** Objective **
Select all lines with the string "facing" in them, and copy those lines.
==== Supplied material
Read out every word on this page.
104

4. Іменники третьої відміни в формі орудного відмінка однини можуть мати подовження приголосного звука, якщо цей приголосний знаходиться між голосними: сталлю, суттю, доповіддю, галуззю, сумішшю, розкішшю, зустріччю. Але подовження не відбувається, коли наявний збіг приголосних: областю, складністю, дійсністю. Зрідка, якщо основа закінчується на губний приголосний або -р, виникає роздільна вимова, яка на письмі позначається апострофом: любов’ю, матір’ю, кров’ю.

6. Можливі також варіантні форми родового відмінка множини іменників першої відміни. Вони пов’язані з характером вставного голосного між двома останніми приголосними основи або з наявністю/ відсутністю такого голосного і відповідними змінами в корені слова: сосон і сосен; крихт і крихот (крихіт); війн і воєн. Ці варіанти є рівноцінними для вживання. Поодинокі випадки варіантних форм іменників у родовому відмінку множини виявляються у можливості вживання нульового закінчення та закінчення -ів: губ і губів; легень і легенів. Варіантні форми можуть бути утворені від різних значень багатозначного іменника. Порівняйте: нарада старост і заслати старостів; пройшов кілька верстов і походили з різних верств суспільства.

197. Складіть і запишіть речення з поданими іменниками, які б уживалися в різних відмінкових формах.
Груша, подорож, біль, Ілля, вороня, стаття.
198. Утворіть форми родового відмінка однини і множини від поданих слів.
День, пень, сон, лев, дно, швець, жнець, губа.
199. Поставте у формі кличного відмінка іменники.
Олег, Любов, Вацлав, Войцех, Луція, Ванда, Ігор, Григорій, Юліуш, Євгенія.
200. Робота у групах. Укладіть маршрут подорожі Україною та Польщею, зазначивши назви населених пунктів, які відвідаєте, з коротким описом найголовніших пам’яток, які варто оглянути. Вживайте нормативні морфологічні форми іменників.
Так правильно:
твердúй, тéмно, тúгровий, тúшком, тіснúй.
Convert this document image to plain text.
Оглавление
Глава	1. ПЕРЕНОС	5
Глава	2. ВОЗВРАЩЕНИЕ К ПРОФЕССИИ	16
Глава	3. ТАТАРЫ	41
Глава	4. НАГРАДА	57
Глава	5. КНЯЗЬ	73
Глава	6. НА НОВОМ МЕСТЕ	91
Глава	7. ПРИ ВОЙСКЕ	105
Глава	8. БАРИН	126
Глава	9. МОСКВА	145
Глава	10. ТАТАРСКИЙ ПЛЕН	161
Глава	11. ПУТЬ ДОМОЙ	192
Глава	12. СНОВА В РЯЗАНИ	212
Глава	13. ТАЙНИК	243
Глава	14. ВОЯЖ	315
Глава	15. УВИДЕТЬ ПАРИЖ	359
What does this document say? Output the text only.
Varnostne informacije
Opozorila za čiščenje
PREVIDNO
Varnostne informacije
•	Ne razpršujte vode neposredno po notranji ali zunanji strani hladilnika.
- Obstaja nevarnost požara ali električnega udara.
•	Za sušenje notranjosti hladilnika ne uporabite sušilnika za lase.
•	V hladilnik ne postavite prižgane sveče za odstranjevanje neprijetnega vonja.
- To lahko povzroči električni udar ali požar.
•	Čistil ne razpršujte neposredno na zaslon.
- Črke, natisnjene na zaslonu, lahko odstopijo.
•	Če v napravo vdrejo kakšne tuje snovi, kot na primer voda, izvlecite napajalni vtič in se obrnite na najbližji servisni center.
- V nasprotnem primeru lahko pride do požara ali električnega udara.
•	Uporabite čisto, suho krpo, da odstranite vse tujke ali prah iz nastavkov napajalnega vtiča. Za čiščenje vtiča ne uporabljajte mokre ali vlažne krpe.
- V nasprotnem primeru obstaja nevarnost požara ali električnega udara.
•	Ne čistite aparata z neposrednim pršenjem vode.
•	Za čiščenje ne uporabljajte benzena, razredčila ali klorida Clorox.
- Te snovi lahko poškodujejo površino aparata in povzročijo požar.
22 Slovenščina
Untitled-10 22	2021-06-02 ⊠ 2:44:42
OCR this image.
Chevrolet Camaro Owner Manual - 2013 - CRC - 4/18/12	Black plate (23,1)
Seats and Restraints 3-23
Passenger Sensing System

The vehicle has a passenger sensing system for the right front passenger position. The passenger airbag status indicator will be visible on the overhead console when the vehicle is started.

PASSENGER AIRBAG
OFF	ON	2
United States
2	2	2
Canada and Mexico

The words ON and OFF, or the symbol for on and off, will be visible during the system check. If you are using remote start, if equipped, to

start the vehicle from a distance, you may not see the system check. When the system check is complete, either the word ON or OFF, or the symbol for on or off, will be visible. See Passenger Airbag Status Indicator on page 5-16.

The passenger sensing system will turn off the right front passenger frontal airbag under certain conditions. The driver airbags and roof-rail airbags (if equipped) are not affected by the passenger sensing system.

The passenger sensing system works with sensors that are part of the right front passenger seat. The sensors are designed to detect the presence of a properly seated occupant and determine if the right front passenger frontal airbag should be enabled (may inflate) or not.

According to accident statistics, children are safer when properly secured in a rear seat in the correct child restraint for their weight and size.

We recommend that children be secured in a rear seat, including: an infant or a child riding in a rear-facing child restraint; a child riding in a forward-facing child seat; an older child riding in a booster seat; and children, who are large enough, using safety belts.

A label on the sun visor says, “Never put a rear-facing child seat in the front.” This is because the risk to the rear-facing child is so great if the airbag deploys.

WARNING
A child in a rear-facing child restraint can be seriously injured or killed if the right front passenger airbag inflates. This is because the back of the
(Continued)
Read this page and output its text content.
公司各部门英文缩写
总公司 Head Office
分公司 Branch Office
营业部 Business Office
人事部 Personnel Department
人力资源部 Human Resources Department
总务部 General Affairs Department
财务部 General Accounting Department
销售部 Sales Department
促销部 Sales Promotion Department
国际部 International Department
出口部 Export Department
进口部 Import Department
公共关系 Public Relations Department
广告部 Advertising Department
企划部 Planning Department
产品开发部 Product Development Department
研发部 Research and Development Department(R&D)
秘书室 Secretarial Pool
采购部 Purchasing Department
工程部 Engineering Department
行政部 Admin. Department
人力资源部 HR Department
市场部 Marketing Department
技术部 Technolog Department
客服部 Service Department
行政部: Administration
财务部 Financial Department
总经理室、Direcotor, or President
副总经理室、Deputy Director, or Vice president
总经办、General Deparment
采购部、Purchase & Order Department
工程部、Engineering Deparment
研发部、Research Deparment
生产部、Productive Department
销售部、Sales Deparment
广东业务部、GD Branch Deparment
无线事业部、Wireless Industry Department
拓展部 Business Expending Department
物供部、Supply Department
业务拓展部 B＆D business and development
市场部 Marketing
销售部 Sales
========
** Task solution **
We recommend that children be secured in a rear seat, including: an infant or a child riding in a rear-facing child restraint; a child riding in a forward-facing child seat; an older child riding in a booster seat; and children, who are large enough, using safety belts.
A label on the sun visor says, “Never put a rear-facing child seat in the front.” This is because the risk to the rear-facing child is so great if the airbag deploys.
A child in a rear-facing child restraint can be seriously injured or killed if the right front passenger airbag inflates. This is because the back of the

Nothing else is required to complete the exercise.